[Stored records]
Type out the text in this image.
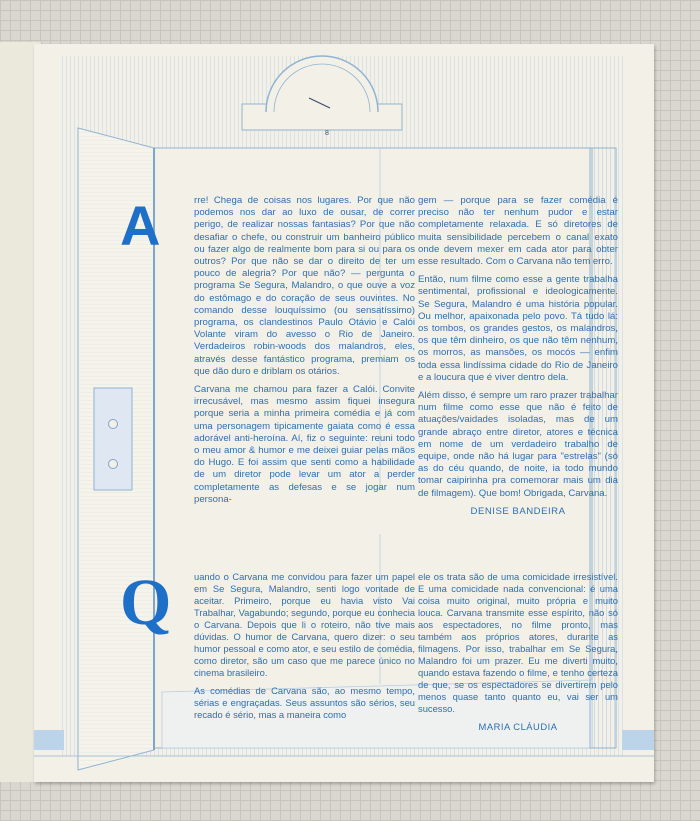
8
A
Q

rre! Chega de coisas nos lugares. Por que não podemos nos dar ao luxo de ousar, de correr perigo, de realizar nossas fantasias? Por que não desafiar o chefe, ou construir um banheiro público ou fazer algo de realmente bom para si ou para os outros? Por que não se dar o direito de ter um pouco de alegria? Por que não? — pergunta o programa Se Segura, Malandro, o que ouve a voz do estômago e do coração de seus ouvintes. No comando desse louquíssimo (ou sensatíssimo) programa, os clandestinos Paulo Otávio e Calói Volante viram do avesso o Rio de Janeiro. Verdadeiros robin-woods dos malandros, eles, através desse fantástico programa, premiam os que dão duro e driblam os otários.

Carvana me chamou para fazer a Calói. Convite irrecusável, mas mesmo assim fiquei insegura porque seria a minha primeira comédia e já com uma personagem tipicamente gaiata como é essa adorável anti-heroína. Aí, fiz o seguinte: reuni todo o meu amor & humor e me deixei guiar pelas mãos do Hugo. E foi assim que senti como a habilidade de um diretor pode levar um ator a perder completamente as defesas e se jogar num persona-

gem — porque para se fazer comédia é preciso não ter nenhum pudor e estar completamente relaxada. E só diretores de muita sensibilidade percebem o canal exato onde devem mexer em cada ator para obter esse resultado. Com o Carvana não tem erro.

Então, num filme como esse a gente trabalha sentimental, profissional e ideologicamente. Se Segura, Malandro é uma história popular. Ou melhor, apaixonada pelo povo. Tá tudo lá: os tombos, os grandes gestos, os malandros, os que têm dinheiro, os que não têm nenhum, os morros, as mansões, os mocós — enfim toda essa lindíssima cidade do Rio de Janeiro e a loucura que é viver dentro dela.

Além disso, é sempre um raro prazer trabalhar num filme como esse que não é feito de atuações/vaidades isoladas, mas de um grande abraço entre diretor, atores e técnica em nome de um verdadeiro trabalho de equipe, onde não há lugar para "estrelas" (só as do céu quando, de noite, ia todo mundo tomar caipirinha pra comemorar mais um dia de filmagem). Que bom! Obrigada, Carvana.

DENISE BANDEIRA

uando o Carvana me convidou para fazer um papel em Se Segura, Malandro, senti logo vontade de aceitar. Primeiro, porque eu havia visto Vai Trabalhar, Vagabundo; segundo, porque eu conhecia o Carvana. Depois que li o roteiro, não tive mais dúvidas. O humor de Carvana, quero dizer: o seu humor pessoal e como ator, e seu estilo de comédia, como diretor, são um caso que me parece único no cinema brasileiro.

As comédias de Carvana são, ao mesmo tempo, sérias e engraçadas. Seus assuntos são sérios, seu recado é sério, mas a maneira como

ele os trata são de uma comicidade irresistível. E uma comicidade nada convencional: é uma coisa muito original, muito própria e muito louca. Carvana transmite esse espírito, não só aos espectadores, no filme pronto, mas também aos próprios atores, durante as filmagens. Por isso, trabalhar em Se Segura, Malandro foi um prazer. Eu me diverti muito, quando estava fazendo o filme, e tenho certeza de que, se os espectadores se divertirem pelo menos quase tanto quanto eu, vai ser um sucesso.

MARIA CLÁUDIA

WHAT TO WORK ON: Search the lines for "pelo". Copy each line that has it.

FULL OUTPUT:
Então, num filme como esse a gente trabalha sentimental, profissional e ideologicamente. Se Segura, Malandro é uma história popular. Ou melhor, apaixonada pelo povo. Tá tudo lá: os tombos, os grandes gestos, os malandros, os que têm dinheiro, os que não têm nenhum, os morros, as mansões, os mocós — enfim toda essa lindíssima cidade do Rio de Janeiro e a loucura que é viver dentro dela.
ele os trata são de uma comicidade irresistível. E uma comicidade nada convencional: é uma coisa muito original, muito própria e muito louca. Carvana transmite esse espírito, não só aos espectadores, no filme pronto, mas também aos próprios atores, durante as filmagens. Por isso, trabalhar em Se Segura, Malandro foi um prazer. Eu me diverti muito, quando estava fazendo o filme, e tenho certeza de que, se os espectadores se divertirem pelo menos quase tanto quanto eu, vai ser um sucesso.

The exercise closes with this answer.